● Short task
Identify the lines that contain the word "回答下列问题" and copy each one.

Collected data
□ □ □ □ □ □ □

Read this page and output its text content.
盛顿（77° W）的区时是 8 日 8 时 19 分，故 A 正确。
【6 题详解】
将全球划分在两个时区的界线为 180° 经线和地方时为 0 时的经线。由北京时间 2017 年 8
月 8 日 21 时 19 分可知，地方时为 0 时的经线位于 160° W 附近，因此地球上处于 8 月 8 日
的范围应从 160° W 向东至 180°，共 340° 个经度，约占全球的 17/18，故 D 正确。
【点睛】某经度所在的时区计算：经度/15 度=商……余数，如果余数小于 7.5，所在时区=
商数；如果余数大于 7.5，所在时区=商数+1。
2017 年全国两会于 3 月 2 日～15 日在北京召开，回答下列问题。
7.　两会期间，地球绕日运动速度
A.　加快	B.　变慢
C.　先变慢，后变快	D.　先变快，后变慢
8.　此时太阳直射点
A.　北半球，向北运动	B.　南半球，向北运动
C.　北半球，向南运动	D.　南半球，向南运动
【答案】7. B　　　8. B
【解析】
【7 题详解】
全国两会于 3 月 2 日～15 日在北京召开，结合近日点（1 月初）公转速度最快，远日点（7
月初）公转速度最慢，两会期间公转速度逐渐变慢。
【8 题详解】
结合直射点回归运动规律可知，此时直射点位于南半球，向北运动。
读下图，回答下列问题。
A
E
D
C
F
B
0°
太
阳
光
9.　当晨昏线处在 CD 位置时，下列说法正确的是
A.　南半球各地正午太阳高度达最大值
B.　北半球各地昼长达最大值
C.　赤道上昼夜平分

□ □ □ □ □ □ □

● Answer to this exercise
2017 年全国两会于 3 月 2 日～15 日在北京召开，回答下列问题。
读下图，回答下列问题。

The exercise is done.